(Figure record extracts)
━━━━━━━━━━━━━━━━━━━━
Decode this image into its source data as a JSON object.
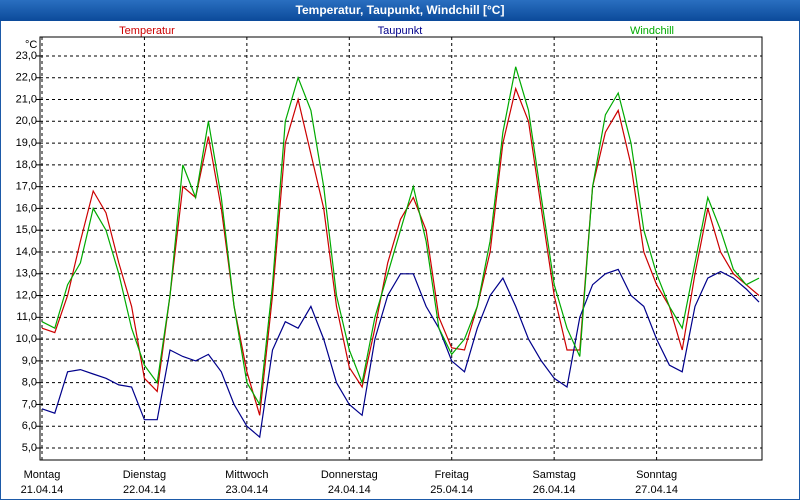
{
  "window_title": "Temperatur, Taupunkt, Windchill [°C]",
  "chart_data": {
    "type": "line",
    "y_unit": "°C",
    "x": [
      0,
      3,
      6,
      9,
      12,
      15,
      18,
      21,
      24,
      27,
      30,
      33,
      36,
      39,
      42,
      45,
      48,
      51,
      54,
      57,
      60,
      63,
      66,
      69,
      72,
      75,
      78,
      81,
      84,
      87,
      90,
      93,
      96,
      99,
      102,
      105,
      108,
      111,
      114,
      117,
      120,
      123,
      126,
      129,
      132,
      135,
      138,
      141,
      144,
      147,
      150,
      153,
      156,
      159,
      162,
      165,
      168
    ],
    "xlim": [
      0,
      168.7
    ],
    "xticks": [
      {
        "value": 0,
        "label": "Montag"
      },
      {
        "value": 24,
        "label": "Dienstag"
      },
      {
        "value": 48,
        "label": "Mittwoch"
      },
      {
        "value": 72,
        "label": "Donnerstag"
      },
      {
        "value": 96,
        "label": "Freitag"
      },
      {
        "value": 120,
        "label": "Samstag"
      },
      {
        "value": 144,
        "label": "Sonntag"
      }
    ],
    "xtick_dates": [
      "21.04.14",
      "22.04.14",
      "23.04.14",
      "24.04.14",
      "25.04.14",
      "26.04.14",
      "27.04.14"
    ],
    "ylim": [
      4.45,
      23.87
    ],
    "yticks": [
      {
        "value": 5,
        "label": "5,0"
      },
      {
        "value": 6,
        "label": "6,0"
      },
      {
        "value": 7,
        "label": "7,0"
      },
      {
        "value": 8,
        "label": "8,0"
      },
      {
        "value": 9,
        "label": "9,0"
      },
      {
        "value": 10,
        "label": "10,0"
      },
      {
        "value": 11,
        "label": "11,0"
      },
      {
        "value": 12,
        "label": "12,0"
      },
      {
        "value": 13,
        "label": "13,0"
      },
      {
        "value": 14,
        "label": "14,0"
      },
      {
        "value": 15,
        "label": "15,0"
      },
      {
        "value": 16,
        "label": "16,0"
      },
      {
        "value": 17,
        "label": "17,0"
      },
      {
        "value": 18,
        "label": "18,0"
      },
      {
        "value": 19,
        "label": "19,0"
      },
      {
        "value": 20,
        "label": "20,0"
      },
      {
        "value": 21,
        "label": "21,0"
      },
      {
        "value": 22,
        "label": "22,0"
      },
      {
        "value": 23,
        "label": "23,0"
      }
    ],
    "grid": true,
    "series": [
      {
        "name": "Temperatur",
        "color": "#cc0000",
        "values": [
          10.5,
          10.3,
          12.0,
          14.5,
          16.8,
          15.8,
          13.5,
          11.5,
          8.2,
          7.6,
          12.0,
          17.0,
          16.5,
          19.3,
          16.0,
          11.5,
          8.5,
          6.5,
          12.0,
          19.0,
          21.0,
          18.5,
          16.0,
          11.5,
          8.7,
          7.8,
          10.5,
          13.5,
          15.5,
          16.5,
          15.0,
          11.0,
          9.6,
          9.5,
          11.5,
          14.0,
          19.0,
          21.5,
          20.0,
          16.0,
          12.0,
          9.5,
          9.5,
          17.0,
          19.5,
          20.5,
          18.0,
          14.0,
          12.5,
          11.5,
          9.5,
          13.0,
          16.0,
          14.0,
          13.0,
          12.5,
          12.0
        ]
      },
      {
        "name": "Taupunkt",
        "color": "#00008b",
        "values": [
          6.8,
          6.6,
          8.5,
          8.6,
          8.4,
          8.2,
          7.9,
          7.8,
          6.3,
          6.3,
          9.5,
          9.2,
          9.0,
          9.3,
          8.5,
          7.0,
          6.0,
          5.5,
          9.5,
          10.8,
          10.5,
          11.5,
          10.0,
          8.0,
          7.0,
          6.5,
          10.0,
          12.0,
          13.0,
          13.0,
          11.5,
          10.5,
          9.0,
          8.5,
          10.5,
          12.0,
          12.8,
          11.5,
          10.0,
          9.0,
          8.2,
          7.8,
          11.0,
          12.5,
          13.0,
          13.2,
          12.0,
          11.5,
          10.0,
          8.8,
          8.5,
          11.5,
          12.8,
          13.1,
          12.8,
          12.3,
          11.7
        ]
      },
      {
        "name": "Windchill",
        "color": "#00aa00",
        "values": [
          10.8,
          10.5,
          12.5,
          13.5,
          16.0,
          15.0,
          13.0,
          10.5,
          8.8,
          8.0,
          12.0,
          18.0,
          16.5,
          20.0,
          16.5,
          11.5,
          8.0,
          7.0,
          12.5,
          20.0,
          22.0,
          20.5,
          17.0,
          12.0,
          9.5,
          8.0,
          11.0,
          13.0,
          15.0,
          17.0,
          14.5,
          10.5,
          9.3,
          10.0,
          11.5,
          14.5,
          19.5,
          22.5,
          20.5,
          16.5,
          12.5,
          10.5,
          9.2,
          17.0,
          20.3,
          21.3,
          19.0,
          15.0,
          13.0,
          11.5,
          10.5,
          13.5,
          16.5,
          15.0,
          13.2,
          12.5,
          12.8
        ]
      }
    ]
  }
}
━━━━━━━━━━━━━━━━━━━━
> [Required task]:
Every line of text is to be repeated exactly; pictures are left out.

> [Task result]:
Decode this image into its source data as a JSON object.
{
  "window_title": "Temperatur, Taupunkt, Windchill [°C]",
  "chart_data": {
    "type": "line",
    "y_unit": "°C",
    "x": [
      0,
      3,
      6,
      9,
      12,
      15,
      18,
      21,
      24,
      27,
      30,
      33,
      36,
      39,
      42,
      45,
      48,
      51,
      54,
      57,
      60,
      63,
      66,
      69,
      72,
      75,
      78,
      81,
      84,
      87,
      90,
      93,
      96,
      99,
      102,
      105,
      108,
      111,
      114,
      117,
      120,
      123,
      126,
      129,
      132,
      135,
      138,
      141,
      144,
      147,
      150,
      153,
      156,
      159,
      162,
      165,
      168
    ],
    "xlim": [
      0,
      168.7
    ],
    "xticks": [
      {
        "value": 0,
        "label": "Montag"
      },
      {
        "value": 24,
        "label": "Dienstag"
      },
      {
        "value": 48,
        "label": "Mittwoch"
      },
      {
        "value": 72,
        "label": "Donnerstag"
      },
      {
        "value": 96,
        "label": "Freitag"
      },
      {
        "value": 120,
        "label": "Samstag"
      },
      {
        "value": 144,
        "label": "Sonntag"
      }
    ],
    "xtick_dates": [
      "21.04.14",
      "22.04.14",
      "23.04.14",
      "24.04.14",
      "25.04.14",
      "26.04.14",
      "27.04.14"
    ],
    "ylim": [
      4.45,
      23.87
    ],
    "yticks": [
      {
        "value": 5,
        "label": "5,0"
      },
      {
        "value": 6,
        "label": "6,0"
      },
      {
        "value": 7,
        "label": "7,0"
      },
      {
        "value": 8,
        "label": "8,0"
      },
      {
        "value": 9,
        "label": "9,0"
      },
      {
        "value": 10,
        "label": "10,0"
      },
      {
        "value": 11,
        "label": "11,0"
      },
      {
        "value": 12,
        "label": "12,0"
      },
      {
        "value": 13,
        "label": "13,0"
      },
      {
        "value": 14,
        "label": "14,0"
      },
      {
        "value": 15,
        "label": "15,0"
      },
      {
        "value": 16,
        "label": "16,0"
      },
      {
        "value": 17,
        "label": "17,0"
      },
      {
        "value": 18,
        "label": "18,0"
      },
      {
        "value": 19,
        "label": "19,0"
      },
      {
        "value": 20,
        "label": "20,0"
      },
      {
        "value": 21,
        "label": "21,0"
      },
      {
        "value": 22,
        "label": "22,0"
      },
      {
        "value": 23,
        "label": "23,0"
      }
    ],
    "grid": true,
    "series": [
      {
        "name": "Temperatur",
        "color": "#cc0000",
        "values": [
          10.5,
          10.3,
          12.0,
          14.5,
          16.8,
          15.8,
          13.5,
          11.5,
          8.2,
          7.6,
          12.0,
          17.0,
          16.5,
          19.3,
          16.0,
          11.5,
          8.5,
          6.5,
          12.0,
          19.0,
          21.0,
          18.5,
          16.0,
          11.5,
          8.7,
          7.8,
          10.5,
          13.5,
          15.5,
          16.5,
          15.0,
          11.0,
          9.6,
          9.5,
          11.5,
          14.0,
          19.0,
          21.5,
          20.0,
          16.0,
          12.0,
          9.5,
          9.5,
          17.0,
          19.5,
          20.5,
          18.0,
          14.0,
          12.5,
          11.5,
          9.5,
          13.0,
          16.0,
          14.0,
          13.0,
          12.5,
          12.0
        ]
      },
      {
        "name": "Taupunkt",
        "color": "#00008b",
        "values": [
          6.8,
          6.6,
          8.5,
          8.6,
          8.4,
          8.2,
          7.9,
          7.8,
          6.3,
          6.3,
          9.5,
          9.2,
          9.0,
          9.3,
          8.5,
          7.0,
          6.0,
          5.5,
          9.5,
          10.8,
          10.5,
          11.5,
          10.0,
          8.0,
          7.0,
          6.5,
          10.0,
          12.0,
          13.0,
          13.0,
          11.5,
          10.5,
          9.0,
          8.5,
          10.5,
          12.0,
          12.8,
          11.5,
          10.0,
          9.0,
          8.2,
          7.8,
          11.0,
          12.5,
          13.0,
          13.2,
          12.0,
          11.5,
          10.0,
          8.8,
          8.5,
          11.5,
          12.8,
          13.1,
          12.8,
          12.3,
          11.7
        ]
      },
      {
        "name": "Windchill",
        "color": "#00aa00",
        "values": [
          10.8,
          10.5,
          12.5,
          13.5,
          16.0,
          15.0,
          13.0,
          10.5,
          8.8,
          8.0,
          12.0,
          18.0,
          16.5,
          20.0,
          16.5,
          11.5,
          8.0,
          7.0,
          12.5,
          20.0,
          22.0,
          20.5,
          17.0,
          12.0,
          9.5,
          8.0,
          11.0,
          13.0,
          15.0,
          17.0,
          14.5,
          10.5,
          9.3,
          10.0,
          11.5,
          14.5,
          19.5,
          22.5,
          20.5,
          16.5,
          12.5,
          10.5,
          9.2,
          17.0,
          20.3,
          21.3,
          19.0,
          15.0,
          13.0,
          11.5,
          10.5,
          13.5,
          16.5,
          15.0,
          13.2,
          12.5,
          12.8
        ]
      }
    ]
  }
}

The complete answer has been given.